Output every line below without omitting or altering anything.

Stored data
## Start

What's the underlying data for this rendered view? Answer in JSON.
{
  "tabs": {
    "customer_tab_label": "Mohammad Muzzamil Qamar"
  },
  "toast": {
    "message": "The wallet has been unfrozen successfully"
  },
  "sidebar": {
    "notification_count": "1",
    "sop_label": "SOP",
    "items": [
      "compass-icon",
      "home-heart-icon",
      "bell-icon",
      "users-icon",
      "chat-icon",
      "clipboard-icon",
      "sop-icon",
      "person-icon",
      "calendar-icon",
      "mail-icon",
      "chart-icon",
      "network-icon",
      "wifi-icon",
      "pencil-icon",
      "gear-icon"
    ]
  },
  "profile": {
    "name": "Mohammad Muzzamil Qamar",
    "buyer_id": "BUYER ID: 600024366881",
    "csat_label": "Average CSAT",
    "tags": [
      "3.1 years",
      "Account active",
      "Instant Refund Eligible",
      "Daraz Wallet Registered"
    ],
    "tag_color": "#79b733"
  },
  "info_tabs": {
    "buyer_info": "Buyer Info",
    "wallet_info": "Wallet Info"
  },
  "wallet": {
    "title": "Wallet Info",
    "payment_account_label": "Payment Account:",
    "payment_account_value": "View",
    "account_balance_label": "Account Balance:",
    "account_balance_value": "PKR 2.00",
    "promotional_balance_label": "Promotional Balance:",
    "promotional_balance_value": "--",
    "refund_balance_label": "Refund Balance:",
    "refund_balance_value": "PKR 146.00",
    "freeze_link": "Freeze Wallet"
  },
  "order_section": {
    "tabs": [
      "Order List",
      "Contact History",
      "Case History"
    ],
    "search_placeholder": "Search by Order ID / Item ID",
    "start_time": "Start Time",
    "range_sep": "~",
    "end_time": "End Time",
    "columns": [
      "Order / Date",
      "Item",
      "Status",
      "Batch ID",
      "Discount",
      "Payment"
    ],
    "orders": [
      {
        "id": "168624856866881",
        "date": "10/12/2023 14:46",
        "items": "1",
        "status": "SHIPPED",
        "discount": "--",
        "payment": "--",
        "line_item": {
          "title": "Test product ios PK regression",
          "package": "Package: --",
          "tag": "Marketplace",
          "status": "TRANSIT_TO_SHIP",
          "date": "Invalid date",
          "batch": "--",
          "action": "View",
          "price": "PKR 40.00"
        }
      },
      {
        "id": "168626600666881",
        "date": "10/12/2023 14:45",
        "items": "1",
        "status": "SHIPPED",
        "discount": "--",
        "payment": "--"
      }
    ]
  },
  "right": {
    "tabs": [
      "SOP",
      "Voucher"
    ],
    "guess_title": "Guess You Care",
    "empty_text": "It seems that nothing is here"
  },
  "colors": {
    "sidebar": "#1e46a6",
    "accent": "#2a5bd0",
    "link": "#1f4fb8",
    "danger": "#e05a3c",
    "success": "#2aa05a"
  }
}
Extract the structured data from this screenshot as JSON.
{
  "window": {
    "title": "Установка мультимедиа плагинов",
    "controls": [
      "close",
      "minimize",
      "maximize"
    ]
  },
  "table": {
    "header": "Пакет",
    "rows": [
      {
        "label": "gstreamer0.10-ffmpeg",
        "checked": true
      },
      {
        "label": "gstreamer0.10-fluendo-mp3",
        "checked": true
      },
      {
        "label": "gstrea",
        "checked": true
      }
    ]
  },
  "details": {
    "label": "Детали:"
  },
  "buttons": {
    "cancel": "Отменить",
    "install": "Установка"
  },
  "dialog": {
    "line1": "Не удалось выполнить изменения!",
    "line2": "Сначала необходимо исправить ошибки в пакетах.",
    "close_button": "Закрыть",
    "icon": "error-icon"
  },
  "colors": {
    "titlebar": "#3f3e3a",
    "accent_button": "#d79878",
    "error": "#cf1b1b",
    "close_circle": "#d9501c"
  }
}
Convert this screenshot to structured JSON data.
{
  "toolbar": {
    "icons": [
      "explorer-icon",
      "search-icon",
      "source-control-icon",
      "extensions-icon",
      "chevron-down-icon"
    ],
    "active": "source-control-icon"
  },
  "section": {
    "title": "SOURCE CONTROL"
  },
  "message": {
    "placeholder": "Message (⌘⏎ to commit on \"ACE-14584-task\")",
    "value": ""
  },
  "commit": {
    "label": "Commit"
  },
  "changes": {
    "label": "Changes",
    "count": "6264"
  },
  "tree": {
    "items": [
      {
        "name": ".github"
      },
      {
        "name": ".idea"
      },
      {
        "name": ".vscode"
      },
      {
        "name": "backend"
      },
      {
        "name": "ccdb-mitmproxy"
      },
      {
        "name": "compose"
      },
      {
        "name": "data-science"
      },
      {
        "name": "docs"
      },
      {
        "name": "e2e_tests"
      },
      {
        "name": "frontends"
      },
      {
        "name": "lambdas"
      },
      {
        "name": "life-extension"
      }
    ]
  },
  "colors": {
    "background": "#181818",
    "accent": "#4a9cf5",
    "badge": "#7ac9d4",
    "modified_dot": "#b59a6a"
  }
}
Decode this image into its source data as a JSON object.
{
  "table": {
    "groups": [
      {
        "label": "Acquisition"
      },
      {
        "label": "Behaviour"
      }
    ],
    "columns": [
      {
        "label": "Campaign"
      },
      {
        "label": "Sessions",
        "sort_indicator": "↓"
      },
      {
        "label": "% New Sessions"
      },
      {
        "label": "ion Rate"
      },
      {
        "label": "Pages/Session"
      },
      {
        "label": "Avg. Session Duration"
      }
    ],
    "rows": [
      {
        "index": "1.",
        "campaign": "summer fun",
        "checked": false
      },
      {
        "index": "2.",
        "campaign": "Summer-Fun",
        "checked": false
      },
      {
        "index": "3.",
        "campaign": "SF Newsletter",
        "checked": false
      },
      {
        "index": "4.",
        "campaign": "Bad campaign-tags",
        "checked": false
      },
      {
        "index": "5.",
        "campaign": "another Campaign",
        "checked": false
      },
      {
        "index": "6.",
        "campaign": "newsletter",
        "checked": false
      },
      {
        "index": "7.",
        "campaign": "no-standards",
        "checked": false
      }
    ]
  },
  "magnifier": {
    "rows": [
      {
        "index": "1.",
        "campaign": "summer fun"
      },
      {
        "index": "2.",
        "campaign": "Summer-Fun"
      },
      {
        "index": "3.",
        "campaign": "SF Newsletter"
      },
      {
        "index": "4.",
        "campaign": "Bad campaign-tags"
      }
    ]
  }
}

## End

**FULL SOLUTION:**
What's the underlying data for this rendered view? Answer in JSON.
{
  "tabs": {
    "customer_tab_label": "Mohammad Muzzamil Qamar"
  },
  "toast": {
    "message": "The wallet has been unfrozen successfully"
  },
  "sidebar": {
    "notification_count": "1",
    "sop_label": "SOP",
    "items": [
      "compass-icon",
      "home-heart-icon",
      "bell-icon",
      "users-icon",
      "chat-icon",
      "clipboard-icon",
      "sop-icon",
      "person-icon",
      "calendar-icon",
      "mail-icon",
      "chart-icon",
      "network-icon",
      "wifi-icon",
      "pencil-icon",
      "gear-icon"
    ]
  },
  "profile": {
    "name": "Mohammad Muzzamil Qamar",
    "buyer_id": "BUYER ID: 600024366881",
    "csat_label": "Average CSAT",
    "tags": [
      "3.1 years",
      "Account active",
      "Instant Refund Eligible",
      "Daraz Wallet Registered"
    ],
    "tag_color": "#79b733"
  },
  "info_tabs": {
    "buyer_info": "Buyer Info",
    "wallet_info": "Wallet Info"
  },
  "wallet": {
    "title": "Wallet Info",
    "payment_account_label": "Payment Account:",
    "payment_account_value": "View",
    "account_balance_label": "Account Balance:",
    "account_balance_value": "PKR 2.00",
    "promotional_balance_label": "Promotional Balance:",
    "promotional_balance_value": "--",
    "refund_balance_label": "Refund Balance:",
    "refund_balance_value": "PKR 146.00",
    "freeze_link": "Freeze Wallet"
  },
  "order_section": {
    "tabs": [
      "Order List",
      "Contact History",
      "Case History"
    ],
    "search_placeholder": "Search by Order ID / Item ID",
    "start_time": "Start Time",
    "range_sep": "~",
    "end_time": "End Time",
    "columns": [
      "Order / Date",
      "Item",
      "Status",
      "Batch ID",
      "Discount",
      "Payment"
    ],
    "orders": [
      {
        "id": "168624856866881",
        "date": "10/12/2023 14:46",
        "items": "1",
        "status": "SHIPPED",
        "discount": "--",
        "payment": "--",
        "line_item": {
          "title": "Test product ios PK regression",
          "package": "Package: --",
          "tag": "Marketplace",
          "status": "TRANSIT_TO_SHIP",
          "date": "Invalid date",
          "batch": "--",
          "action": "View",
          "price": "PKR 40.00"
        }
      },
      {
        "id": "168626600666881",
        "date": "10/12/2023 14:45",
        "items": "1",
        "status": "SHIPPED",
        "discount": "--",
        "payment": "--"
      }
    ]
  },
  "right": {
    "tabs": [
      "SOP",
      "Voucher"
    ],
    "guess_title": "Guess You Care",
    "empty_text": "It seems that nothing is here"
  },
  "colors": {
    "sidebar": "#1e46a6",
    "accent": "#2a5bd0",
    "link": "#1f4fb8",
    "danger": "#e05a3c",
    "success": "#2aa05a"
  }
}
Extract the structured data from this screenshot as JSON.
{
  "window": {
    "title": "Установка мультимедиа плагинов",
    "controls": [
      "close",
      "minimize",
      "maximize"
    ]
  },
  "table": {
    "header": "Пакет",
    "rows": [
      {
        "label": "gstreamer0.10-ffmpeg",
        "checked": true
      },
      {
        "label": "gstreamer0.10-fluendo-mp3",
        "checked": true
      },
      {
        "label": "gstrea",
        "checked": true
      }
    ]
  },
  "details": {
    "label": "Детали:"
  },
  "buttons": {
    "cancel": "Отменить",
    "install": "Установка"
  },
  "dialog": {
    "line1": "Не удалось выполнить изменения!",
    "line2": "Сначала необходимо исправить ошибки в пакетах.",
    "close_button": "Закрыть",
    "icon": "error-icon"
  },
  "colors": {
    "titlebar": "#3f3e3a",
    "accent_button": "#d79878",
    "error": "#cf1b1b",
    "close_circle": "#d9501c"
  }
}
Convert this screenshot to structured JSON data.
{
  "toolbar": {
    "icons": [
      "explorer-icon",
      "search-icon",
      "source-control-icon",
      "extensions-icon",
      "chevron-down-icon"
    ],
    "active": "source-control-icon"
  },
  "section": {
    "title": "SOURCE CONTROL"
  },
  "message": {
    "placeholder": "Message (⌘⏎ to commit on \"ACE-14584-task\")",
    "value": ""
  },
  "commit": {
    "label": "Commit"
  },
  "changes": {
    "label": "Changes",
    "count": "6264"
  },
  "tree": {
    "items": [
      {
        "name": ".github"
      },
      {
        "name": ".idea"
      },
      {
        "name": ".vscode"
      },
      {
        "name": "backend"
      },
      {
        "name": "ccdb-mitmproxy"
      },
      {
        "name": "compose"
      },
      {
        "name": "data-science"
      },
      {
        "name": "docs"
      },
      {
        "name": "e2e_tests"
      },
      {
        "name": "frontends"
      },
      {
        "name": "lambdas"
      },
      {
        "name": "life-extension"
      }
    ]
  },
  "colors": {
    "background": "#181818",
    "accent": "#4a9cf5",
    "badge": "#7ac9d4",
    "modified_dot": "#b59a6a"
  }
}
Decode this image into its source data as a JSON object.
{
  "table": {
    "groups": [
      {
        "label": "Acquisition"
      },
      {
        "label": "Behaviour"
      }
    ],
    "columns": [
      {
        "label": "Campaign"
      },
      {
        "label": "Sessions",
        "sort_indicator": "↓"
      },
      {
        "label": "% New Sessions"
      },
      {
        "label": "ion Rate"
      },
      {
        "label": "Pages/Session"
      },
      {
        "label": "Avg. Session Duration"
      }
    ],
    "rows": [
      {
        "index": "1.",
        "campaign": "summer fun",
        "checked": false
      },
      {
        "index": "2.",
        "campaign": "Summer-Fun",
        "checked": false
      },
      {
        "index": "3.",
        "campaign": "SF Newsletter",
        "checked": false
      },
      {
        "index": "4.",
        "campaign": "Bad campaign-tags",
        "checked": false
      },
      {
        "index": "5.",
        "campaign": "another Campaign",
        "checked": false
      },
      {
        "index": "6.",
        "campaign": "newsletter",
        "checked": false
      },
      {
        "index": "7.",
        "campaign": "no-standards",
        "checked": false
      }
    ]
  },
  "magnifier": {
    "rows": [
      {
        "index": "1.",
        "campaign": "summer fun"
      },
      {
        "index": "2.",
        "campaign": "Summer-Fun"
      },
      {
        "index": "3.",
        "campaign": "SF Newsletter"
      },
      {
        "index": "4.",
        "campaign": "Bad campaign-tags"
      }
    ]
  }
}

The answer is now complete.